╔══

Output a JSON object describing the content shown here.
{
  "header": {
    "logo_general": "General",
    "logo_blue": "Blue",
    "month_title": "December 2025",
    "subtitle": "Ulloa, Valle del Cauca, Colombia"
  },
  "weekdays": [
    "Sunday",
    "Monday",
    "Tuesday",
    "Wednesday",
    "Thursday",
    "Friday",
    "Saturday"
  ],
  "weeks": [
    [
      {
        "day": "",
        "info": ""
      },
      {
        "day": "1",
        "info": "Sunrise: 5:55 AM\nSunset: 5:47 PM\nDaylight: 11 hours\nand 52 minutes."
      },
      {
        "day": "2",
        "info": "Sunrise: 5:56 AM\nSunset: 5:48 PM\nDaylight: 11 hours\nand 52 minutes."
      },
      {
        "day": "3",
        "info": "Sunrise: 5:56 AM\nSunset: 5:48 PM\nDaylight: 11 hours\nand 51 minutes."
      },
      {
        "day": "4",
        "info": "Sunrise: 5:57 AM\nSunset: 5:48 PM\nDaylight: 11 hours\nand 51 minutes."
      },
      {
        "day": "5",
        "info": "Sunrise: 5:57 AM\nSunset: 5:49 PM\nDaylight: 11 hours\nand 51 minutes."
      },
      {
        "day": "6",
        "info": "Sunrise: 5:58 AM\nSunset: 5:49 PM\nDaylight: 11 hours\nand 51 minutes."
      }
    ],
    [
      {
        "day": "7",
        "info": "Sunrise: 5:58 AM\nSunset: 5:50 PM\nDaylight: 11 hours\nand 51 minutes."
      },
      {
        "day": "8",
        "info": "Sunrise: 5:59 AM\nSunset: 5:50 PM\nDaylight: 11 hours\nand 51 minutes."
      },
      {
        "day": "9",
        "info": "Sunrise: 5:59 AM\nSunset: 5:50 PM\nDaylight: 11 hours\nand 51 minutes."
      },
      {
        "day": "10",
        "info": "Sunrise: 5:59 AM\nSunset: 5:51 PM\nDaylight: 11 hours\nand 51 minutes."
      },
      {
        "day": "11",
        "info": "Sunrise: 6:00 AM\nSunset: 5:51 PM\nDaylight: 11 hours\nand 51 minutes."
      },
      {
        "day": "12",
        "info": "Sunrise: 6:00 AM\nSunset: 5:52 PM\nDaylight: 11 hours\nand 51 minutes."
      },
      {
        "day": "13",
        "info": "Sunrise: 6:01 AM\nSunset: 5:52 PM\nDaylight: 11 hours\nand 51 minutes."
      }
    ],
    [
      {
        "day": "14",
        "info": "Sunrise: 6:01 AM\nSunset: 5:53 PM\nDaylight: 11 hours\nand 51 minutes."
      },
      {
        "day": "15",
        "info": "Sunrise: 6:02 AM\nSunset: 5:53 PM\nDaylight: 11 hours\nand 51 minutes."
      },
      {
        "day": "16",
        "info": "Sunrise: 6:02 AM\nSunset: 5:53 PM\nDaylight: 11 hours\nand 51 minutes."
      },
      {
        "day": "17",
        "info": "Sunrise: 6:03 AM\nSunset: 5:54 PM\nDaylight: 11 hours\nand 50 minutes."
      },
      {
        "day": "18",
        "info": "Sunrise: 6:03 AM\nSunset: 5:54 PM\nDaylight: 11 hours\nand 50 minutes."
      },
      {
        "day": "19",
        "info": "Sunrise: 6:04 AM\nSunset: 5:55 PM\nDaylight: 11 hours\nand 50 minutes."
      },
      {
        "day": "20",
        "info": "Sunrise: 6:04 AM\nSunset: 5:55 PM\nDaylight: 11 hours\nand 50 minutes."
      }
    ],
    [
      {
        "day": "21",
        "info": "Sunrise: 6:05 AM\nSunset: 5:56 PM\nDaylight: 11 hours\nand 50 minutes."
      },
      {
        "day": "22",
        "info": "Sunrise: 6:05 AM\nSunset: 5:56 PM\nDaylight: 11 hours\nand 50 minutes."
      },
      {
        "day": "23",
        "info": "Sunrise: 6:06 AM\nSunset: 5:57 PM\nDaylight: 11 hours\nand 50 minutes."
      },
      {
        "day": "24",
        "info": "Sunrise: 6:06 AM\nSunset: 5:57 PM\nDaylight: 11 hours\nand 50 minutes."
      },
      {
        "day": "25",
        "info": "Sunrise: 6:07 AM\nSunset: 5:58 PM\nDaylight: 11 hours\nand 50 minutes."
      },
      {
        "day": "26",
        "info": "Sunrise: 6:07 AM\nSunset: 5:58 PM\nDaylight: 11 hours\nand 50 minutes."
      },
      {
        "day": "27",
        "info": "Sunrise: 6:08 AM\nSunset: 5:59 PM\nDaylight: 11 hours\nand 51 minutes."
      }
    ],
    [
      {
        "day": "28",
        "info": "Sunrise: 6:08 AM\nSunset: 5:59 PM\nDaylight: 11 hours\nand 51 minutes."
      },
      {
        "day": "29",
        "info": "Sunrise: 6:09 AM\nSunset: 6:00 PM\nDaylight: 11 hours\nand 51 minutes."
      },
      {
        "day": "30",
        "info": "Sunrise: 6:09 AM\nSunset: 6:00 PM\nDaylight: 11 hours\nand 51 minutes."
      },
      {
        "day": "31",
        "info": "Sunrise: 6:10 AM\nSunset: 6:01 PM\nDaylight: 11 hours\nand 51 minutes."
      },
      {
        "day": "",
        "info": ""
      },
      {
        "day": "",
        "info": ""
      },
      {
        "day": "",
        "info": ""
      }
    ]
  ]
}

╚══

Task objective - Output the lines above verbatim and in full.

Exercise output -
Output a JSON object describing the content shown here.
{
  "header": {
    "logo_general": "General",
    "logo_blue": "Blue",
    "month_title": "December 2025",
    "subtitle": "Ulloa, Valle del Cauca, Colombia"
  },
  "weekdays": [
    "Sunday",
    "Monday",
    "Tuesday",
    "Wednesday",
    "Thursday",
    "Friday",
    "Saturday"
  ],
  "weeks": [
    [
      {
        "day": "",
        "info": ""
      },
      {
        "day": "1",
        "info": "Sunrise: 5:55 AM\nSunset: 5:47 PM\nDaylight: 11 hours\nand 52 minutes."
      },
      {
        "day": "2",
        "info": "Sunrise: 5:56 AM\nSunset: 5:48 PM\nDaylight: 11 hours\nand 52 minutes."
      },
      {
        "day": "3",
        "info": "Sunrise: 5:56 AM\nSunset: 5:48 PM\nDaylight: 11 hours\nand 51 minutes."
      },
      {
        "day": "4",
        "info": "Sunrise: 5:57 AM\nSunset: 5:48 PM\nDaylight: 11 hours\nand 51 minutes."
      },
      {
        "day": "5",
        "info": "Sunrise: 5:57 AM\nSunset: 5:49 PM\nDaylight: 11 hours\nand 51 minutes."
      },
      {
        "day": "6",
        "info": "Sunrise: 5:58 AM\nSunset: 5:49 PM\nDaylight: 11 hours\nand 51 minutes."
      }
    ],
    [
      {
        "day": "7",
        "info": "Sunrise: 5:58 AM\nSunset: 5:50 PM\nDaylight: 11 hours\nand 51 minutes."
      },
      {
        "day": "8",
        "info": "Sunrise: 5:59 AM\nSunset: 5:50 PM\nDaylight: 11 hours\nand 51 minutes."
      },
      {
        "day": "9",
        "info": "Sunrise: 5:59 AM\nSunset: 5:50 PM\nDaylight: 11 hours\nand 51 minutes."
      },
      {
        "day": "10",
        "info": "Sunrise: 5:59 AM\nSunset: 5:51 PM\nDaylight: 11 hours\nand 51 minutes."
      },
      {
        "day": "11",
        "info": "Sunrise: 6:00 AM\nSunset: 5:51 PM\nDaylight: 11 hours\nand 51 minutes."
      },
      {
        "day": "12",
        "info": "Sunrise: 6:00 AM\nSunset: 5:52 PM\nDaylight: 11 hours\nand 51 minutes."
      },
      {
        "day": "13",
        "info": "Sunrise: 6:01 AM\nSunset: 5:52 PM\nDaylight: 11 hours\nand 51 minutes."
      }
    ],
    [
      {
        "day": "14",
        "info": "Sunrise: 6:01 AM\nSunset: 5:53 PM\nDaylight: 11 hours\nand 51 minutes."
      },
      {
        "day": "15",
        "info": "Sunrise: 6:02 AM\nSunset: 5:53 PM\nDaylight: 11 hours\nand 51 minutes."
      },
      {
        "day": "16",
        "info": "Sunrise: 6:02 AM\nSunset: 5:53 PM\nDaylight: 11 hours\nand 51 minutes."
      },
      {
        "day": "17",
        "info": "Sunrise: 6:03 AM\nSunset: 5:54 PM\nDaylight: 11 hours\nand 50 minutes."
      },
      {
        "day": "18",
        "info": "Sunrise: 6:03 AM\nSunset: 5:54 PM\nDaylight: 11 hours\nand 50 minutes."
      },
      {
        "day": "19",
        "info": "Sunrise: 6:04 AM\nSunset: 5:55 PM\nDaylight: 11 hours\nand 50 minutes."
      },
      {
        "day": "20",
        "info": "Sunrise: 6:04 AM\nSunset: 5:55 PM\nDaylight: 11 hours\nand 50 minutes."
      }
    ],
    [
      {
        "day": "21",
        "info": "Sunrise: 6:05 AM\nSunset: 5:56 PM\nDaylight: 11 hours\nand 50 minutes."
      },
      {
        "day": "22",
        "info": "Sunrise: 6:05 AM\nSunset: 5:56 PM\nDaylight: 11 hours\nand 50 minutes."
      },
      {
        "day": "23",
        "info": "Sunrise: 6:06 AM\nSunset: 5:57 PM\nDaylight: 11 hours\nand 50 minutes."
      },
      {
        "day": "24",
        "info": "Sunrise: 6:06 AM\nSunset: 5:57 PM\nDaylight: 11 hours\nand 50 minutes."
      },
      {
        "day": "25",
        "info": "Sunrise: 6:07 AM\nSunset: 5:58 PM\nDaylight: 11 hours\nand 50 minutes."
      },
      {
        "day": "26",
        "info": "Sunrise: 6:07 AM\nSunset: 5:58 PM\nDaylight: 11 hours\nand 50 minutes."
      },
      {
        "day": "27",
        "info": "Sunrise: 6:08 AM\nSunset: 5:59 PM\nDaylight: 11 hours\nand 51 minutes."
      }
    ],
    [
      {
        "day": "28",
        "info": "Sunrise: 6:08 AM\nSunset: 5:59 PM\nDaylight: 11 hours\nand 51 minutes."
      },
      {
        "day": "29",
        "info": "Sunrise: 6:09 AM\nSunset: 6:00 PM\nDaylight: 11 hours\nand 51 minutes."
      },
      {
        "day": "30",
        "info": "Sunrise: 6:09 AM\nSunset: 6:00 PM\nDaylight: 11 hours\nand 51 minutes."
      },
      {
        "day": "31",
        "info": "Sunrise: 6:10 AM\nSunset: 6:01 PM\nDaylight: 11 hours\nand 51 minutes."
      },
      {
        "day": "",
        "info": ""
      },
      {
        "day": "",
        "info": ""
      },
      {
        "day": "",
        "info": ""
      }
    ]
  ]
}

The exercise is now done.